▶ [THE REQUEST]: Please output the records below in full, exactly as given, but without the images.

───── MATERIAL

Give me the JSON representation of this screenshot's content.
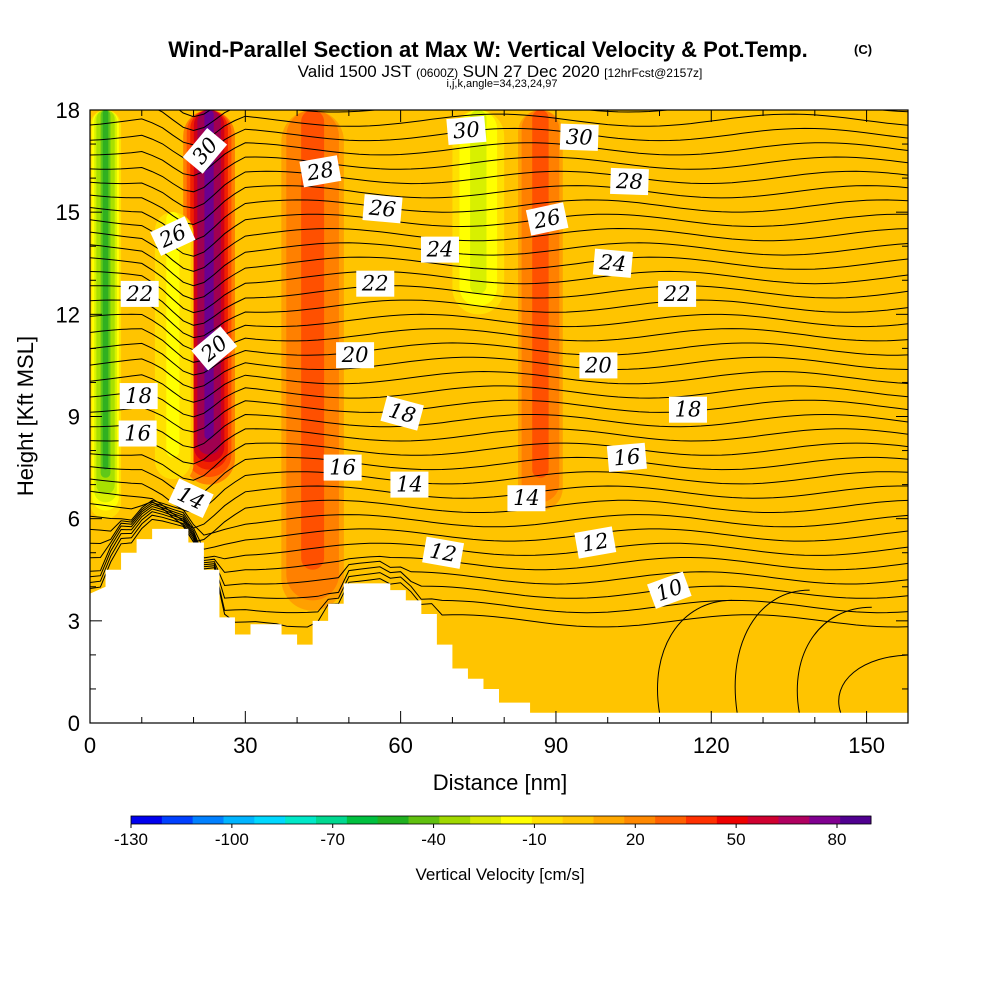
{
  "chart_data": {
    "type": "heatmap",
    "title": "Wind-Parallel Section at Max W: Vertical Velocity & Pot.Temp.",
    "title_tag": "(C)",
    "subtitle_a": "Valid 1500 JST",
    "subtitle_b": "(0600Z)",
    "subtitle_c": "SUN 27 Dec 2020",
    "subtitle_d": "[12hrFcst@2157z]",
    "subtitle2": "i,j,k,angle=34,23,24,97",
    "xlabel": "Distance [nm]",
    "ylabel": "Height [Kft MSL]",
    "xlim": [
      0,
      158
    ],
    "ylim": [
      0,
      18
    ],
    "x_ticks": [
      "0",
      "30",
      "60",
      "90",
      "120",
      "150"
    ],
    "y_ticks": [
      "0",
      "3",
      "6",
      "9",
      "12",
      "15",
      "18"
    ],
    "colorbar": {
      "title": "Vertical Velocity [cm/s]",
      "labels": [
        "-130",
        "-100",
        "-70",
        "-40",
        "-10",
        "20",
        "50",
        "80"
      ],
      "colors": [
        "#0000ee",
        "#0040ff",
        "#0080ff",
        "#00b4ff",
        "#00d8ff",
        "#00e8c8",
        "#00d890",
        "#00c040",
        "#20b020",
        "#60c010",
        "#a0d800",
        "#d8e800",
        "#ffff00",
        "#ffe000",
        "#ffc800",
        "#ffa800",
        "#ff8800",
        "#ff6000",
        "#ff3000",
        "#ee0000",
        "#d00030",
        "#b00060",
        "#800090",
        "#500090"
      ]
    },
    "background_color": "#ffc400",
    "velocity_features": [
      {
        "kind": "updraft",
        "x_range": [
          18,
          28
        ],
        "z_range": [
          7,
          18
        ],
        "peak_cm_s": 80
      },
      {
        "kind": "downdraft",
        "x_range": [
          0,
          6
        ],
        "z_range": [
          6,
          18
        ],
        "peak_cm_s": -40
      },
      {
        "kind": "downdraft",
        "x_range": [
          12,
          20
        ],
        "z_range": [
          7,
          15
        ],
        "peak_cm_s": -10
      },
      {
        "kind": "updraft",
        "x_range": [
          36,
          50
        ],
        "z_range": [
          3,
          18
        ],
        "peak_cm_s": 30
      },
      {
        "kind": "downdraft",
        "x_range": [
          70,
          80
        ],
        "z_range": [
          12,
          18
        ],
        "peak_cm_s": -20
      },
      {
        "kind": "updraft",
        "x_range": [
          82,
          92
        ],
        "z_range": [
          6,
          18
        ],
        "peak_cm_s": 30
      }
    ],
    "terrain_heights_kft": [
      [
        0,
        3.8
      ],
      [
        3,
        4.0
      ],
      [
        3,
        4.5
      ],
      [
        6,
        4.5
      ],
      [
        6,
        5.0
      ],
      [
        9,
        5.0
      ],
      [
        9,
        5.4
      ],
      [
        12,
        5.4
      ],
      [
        12,
        5.7
      ],
      [
        19,
        5.7
      ],
      [
        19,
        5.3
      ],
      [
        22,
        5.3
      ],
      [
        22,
        4.5
      ],
      [
        25,
        4.5
      ],
      [
        25,
        3.1
      ],
      [
        28,
        3.1
      ],
      [
        28,
        2.6
      ],
      [
        31,
        2.6
      ],
      [
        31,
        2.9
      ],
      [
        37,
        2.9
      ],
      [
        37,
        2.6
      ],
      [
        40,
        2.6
      ],
      [
        40,
        2.3
      ],
      [
        43,
        2.3
      ],
      [
        43,
        3.0
      ],
      [
        46,
        3.0
      ],
      [
        46,
        3.5
      ],
      [
        49,
        3.5
      ],
      [
        49,
        4.1
      ],
      [
        58,
        4.1
      ],
      [
        58,
        3.9
      ],
      [
        61,
        3.9
      ],
      [
        61,
        3.6
      ],
      [
        64,
        3.6
      ],
      [
        64,
        3.2
      ],
      [
        67,
        3.2
      ],
      [
        67,
        2.3
      ],
      [
        70,
        2.3
      ],
      [
        70,
        1.6
      ],
      [
        73,
        1.6
      ],
      [
        73,
        1.3
      ],
      [
        76,
        1.3
      ],
      [
        76,
        1.0
      ],
      [
        79,
        1.0
      ],
      [
        79,
        0.6
      ],
      [
        85,
        0.6
      ],
      [
        85,
        0.3
      ],
      [
        158,
        0.3
      ],
      [
        158,
        0
      ]
    ],
    "theta_contours_c": [
      10,
      12,
      14,
      16,
      18,
      20,
      22,
      24,
      26,
      28,
      30
    ],
    "contour_labels": [
      {
        "text": "30",
        "x": 22.2,
        "z": 16.8,
        "angle": -50
      },
      {
        "text": "30",
        "x": 72.7,
        "z": 17.4,
        "angle": -5
      },
      {
        "text": "30",
        "x": 94.5,
        "z": 17.2,
        "angle": 2
      },
      {
        "text": "28",
        "x": 44.5,
        "z": 16.2,
        "angle": -10
      },
      {
        "text": "28",
        "x": 104.2,
        "z": 15.9,
        "angle": 2
      },
      {
        "text": "26",
        "x": 16.0,
        "z": 14.3,
        "angle": -25
      },
      {
        "text": "26",
        "x": 56.5,
        "z": 15.1,
        "angle": 5
      },
      {
        "text": "26",
        "x": 88.3,
        "z": 14.8,
        "angle": -12
      },
      {
        "text": "24",
        "x": 67.6,
        "z": 13.9,
        "angle": 0
      },
      {
        "text": "24",
        "x": 101.0,
        "z": 13.5,
        "angle": 5
      },
      {
        "text": "22",
        "x": 9.6,
        "z": 12.6,
        "angle": 0
      },
      {
        "text": "22",
        "x": 55.1,
        "z": 12.9,
        "angle": 0
      },
      {
        "text": "22",
        "x": 113.4,
        "z": 12.6,
        "angle": 0
      },
      {
        "text": "20",
        "x": 24.0,
        "z": 11.0,
        "angle": -40
      },
      {
        "text": "20",
        "x": 51.2,
        "z": 10.8,
        "angle": 0
      },
      {
        "text": "20",
        "x": 98.2,
        "z": 10.5,
        "angle": 0
      },
      {
        "text": "18",
        "x": 9.4,
        "z": 9.6,
        "angle": 0
      },
      {
        "text": "18",
        "x": 60.3,
        "z": 9.1,
        "angle": 15
      },
      {
        "text": "18",
        "x": 115.5,
        "z": 9.2,
        "angle": 0
      },
      {
        "text": "16",
        "x": 9.2,
        "z": 8.5,
        "angle": 0
      },
      {
        "text": "16",
        "x": 48.8,
        "z": 7.5,
        "angle": 0
      },
      {
        "text": "16",
        "x": 103.7,
        "z": 7.8,
        "angle": -5
      },
      {
        "text": "14",
        "x": 19.5,
        "z": 6.6,
        "angle": 25
      },
      {
        "text": "14",
        "x": 61.7,
        "z": 7.0,
        "angle": 0
      },
      {
        "text": "14",
        "x": 84.3,
        "z": 6.6,
        "angle": 0
      },
      {
        "text": "12",
        "x": 68.2,
        "z": 5.0,
        "angle": 10
      },
      {
        "text": "12",
        "x": 97.6,
        "z": 5.3,
        "angle": -10
      },
      {
        "text": "10",
        "x": 111.9,
        "z": 3.9,
        "angle": -20
      }
    ]
  }
}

──────────

▶ [RESULT OF THE EXERCISE]:
Give me the JSON representation of this screenshot's content.
{
  "chart_data": {
    "type": "heatmap",
    "title": "Wind-Parallel Section at Max W: Vertical Velocity & Pot.Temp.",
    "title_tag": "(C)",
    "subtitle_a": "Valid 1500 JST",
    "subtitle_b": "(0600Z)",
    "subtitle_c": "SUN 27 Dec 2020",
    "subtitle_d": "[12hrFcst@2157z]",
    "subtitle2": "i,j,k,angle=34,23,24,97",
    "xlabel": "Distance [nm]",
    "ylabel": "Height [Kft MSL]",
    "xlim": [
      0,
      158
    ],
    "ylim": [
      0,
      18
    ],
    "x_ticks": [
      "0",
      "30",
      "60",
      "90",
      "120",
      "150"
    ],
    "y_ticks": [
      "0",
      "3",
      "6",
      "9",
      "12",
      "15",
      "18"
    ],
    "colorbar": {
      "title": "Vertical Velocity [cm/s]",
      "labels": [
        "-130",
        "-100",
        "-70",
        "-40",
        "-10",
        "20",
        "50",
        "80"
      ],
      "colors": [
        "#0000ee",
        "#0040ff",
        "#0080ff",
        "#00b4ff",
        "#00d8ff",
        "#00e8c8",
        "#00d890",
        "#00c040",
        "#20b020",
        "#60c010",
        "#a0d800",
        "#d8e800",
        "#ffff00",
        "#ffe000",
        "#ffc800",
        "#ffa800",
        "#ff8800",
        "#ff6000",
        "#ff3000",
        "#ee0000",
        "#d00030",
        "#b00060",
        "#800090",
        "#500090"
      ]
    },
    "background_color": "#ffc400",
    "velocity_features": [
      {
        "kind": "updraft",
        "x_range": [
          18,
          28
        ],
        "z_range": [
          7,
          18
        ],
        "peak_cm_s": 80
      },
      {
        "kind": "downdraft",
        "x_range": [
          0,
          6
        ],
        "z_range": [
          6,
          18
        ],
        "peak_cm_s": -40
      },
      {
        "kind": "downdraft",
        "x_range": [
          12,
          20
        ],
        "z_range": [
          7,
          15
        ],
        "peak_cm_s": -10
      },
      {
        "kind": "updraft",
        "x_range": [
          36,
          50
        ],
        "z_range": [
          3,
          18
        ],
        "peak_cm_s": 30
      },
      {
        "kind": "downdraft",
        "x_range": [
          70,
          80
        ],
        "z_range": [
          12,
          18
        ],
        "peak_cm_s": -20
      },
      {
        "kind": "updraft",
        "x_range": [
          82,
          92
        ],
        "z_range": [
          6,
          18
        ],
        "peak_cm_s": 30
      }
    ],
    "terrain_heights_kft": [
      [
        0,
        3.8
      ],
      [
        3,
        4.0
      ],
      [
        3,
        4.5
      ],
      [
        6,
        4.5
      ],
      [
        6,
        5.0
      ],
      [
        9,
        5.0
      ],
      [
        9,
        5.4
      ],
      [
        12,
        5.4
      ],
      [
        12,
        5.7
      ],
      [
        19,
        5.7
      ],
      [
        19,
        5.3
      ],
      [
        22,
        5.3
      ],
      [
        22,
        4.5
      ],
      [
        25,
        4.5
      ],
      [
        25,
        3.1
      ],
      [
        28,
        3.1
      ],
      [
        28,
        2.6
      ],
      [
        31,
        2.6
      ],
      [
        31,
        2.9
      ],
      [
        37,
        2.9
      ],
      [
        37,
        2.6
      ],
      [
        40,
        2.6
      ],
      [
        40,
        2.3
      ],
      [
        43,
        2.3
      ],
      [
        43,
        3.0
      ],
      [
        46,
        3.0
      ],
      [
        46,
        3.5
      ],
      [
        49,
        3.5
      ],
      [
        49,
        4.1
      ],
      [
        58,
        4.1
      ],
      [
        58,
        3.9
      ],
      [
        61,
        3.9
      ],
      [
        61,
        3.6
      ],
      [
        64,
        3.6
      ],
      [
        64,
        3.2
      ],
      [
        67,
        3.2
      ],
      [
        67,
        2.3
      ],
      [
        70,
        2.3
      ],
      [
        70,
        1.6
      ],
      [
        73,
        1.6
      ],
      [
        73,
        1.3
      ],
      [
        76,
        1.3
      ],
      [
        76,
        1.0
      ],
      [
        79,
        1.0
      ],
      [
        79,
        0.6
      ],
      [
        85,
        0.6
      ],
      [
        85,
        0.3
      ],
      [
        158,
        0.3
      ],
      [
        158,
        0
      ]
    ],
    "theta_contours_c": [
      10,
      12,
      14,
      16,
      18,
      20,
      22,
      24,
      26,
      28,
      30
    ],
    "contour_labels": [
      {
        "text": "30",
        "x": 22.2,
        "z": 16.8,
        "angle": -50
      },
      {
        "text": "30",
        "x": 72.7,
        "z": 17.4,
        "angle": -5
      },
      {
        "text": "30",
        "x": 94.5,
        "z": 17.2,
        "angle": 2
      },
      {
        "text": "28",
        "x": 44.5,
        "z": 16.2,
        "angle": -10
      },
      {
        "text": "28",
        "x": 104.2,
        "z": 15.9,
        "angle": 2
      },
      {
        "text": "26",
        "x": 16.0,
        "z": 14.3,
        "angle": -25
      },
      {
        "text": "26",
        "x": 56.5,
        "z": 15.1,
        "angle": 5
      },
      {
        "text": "26",
        "x": 88.3,
        "z": 14.8,
        "angle": -12
      },
      {
        "text": "24",
        "x": 67.6,
        "z": 13.9,
        "angle": 0
      },
      {
        "text": "24",
        "x": 101.0,
        "z": 13.5,
        "angle": 5
      },
      {
        "text": "22",
        "x": 9.6,
        "z": 12.6,
        "angle": 0
      },
      {
        "text": "22",
        "x": 55.1,
        "z": 12.9,
        "angle": 0
      },
      {
        "text": "22",
        "x": 113.4,
        "z": 12.6,
        "angle": 0
      },
      {
        "text": "20",
        "x": 24.0,
        "z": 11.0,
        "angle": -40
      },
      {
        "text": "20",
        "x": 51.2,
        "z": 10.8,
        "angle": 0
      },
      {
        "text": "20",
        "x": 98.2,
        "z": 10.5,
        "angle": 0
      },
      {
        "text": "18",
        "x": 9.4,
        "z": 9.6,
        "angle": 0
      },
      {
        "text": "18",
        "x": 60.3,
        "z": 9.1,
        "angle": 15
      },
      {
        "text": "18",
        "x": 115.5,
        "z": 9.2,
        "angle": 0
      },
      {
        "text": "16",
        "x": 9.2,
        "z": 8.5,
        "angle": 0
      },
      {
        "text": "16",
        "x": 48.8,
        "z": 7.5,
        "angle": 0
      },
      {
        "text": "16",
        "x": 103.7,
        "z": 7.8,
        "angle": -5
      },
      {
        "text": "14",
        "x": 19.5,
        "z": 6.6,
        "angle": 25
      },
      {
        "text": "14",
        "x": 61.7,
        "z": 7.0,
        "angle": 0
      },
      {
        "text": "14",
        "x": 84.3,
        "z": 6.6,
        "angle": 0
      },
      {
        "text": "12",
        "x": 68.2,
        "z": 5.0,
        "angle": 10
      },
      {
        "text": "12",
        "x": 97.6,
        "z": 5.3,
        "angle": -10
      },
      {
        "text": "10",
        "x": 111.9,
        "z": 3.9,
        "angle": -20
      }
    ]
  }
}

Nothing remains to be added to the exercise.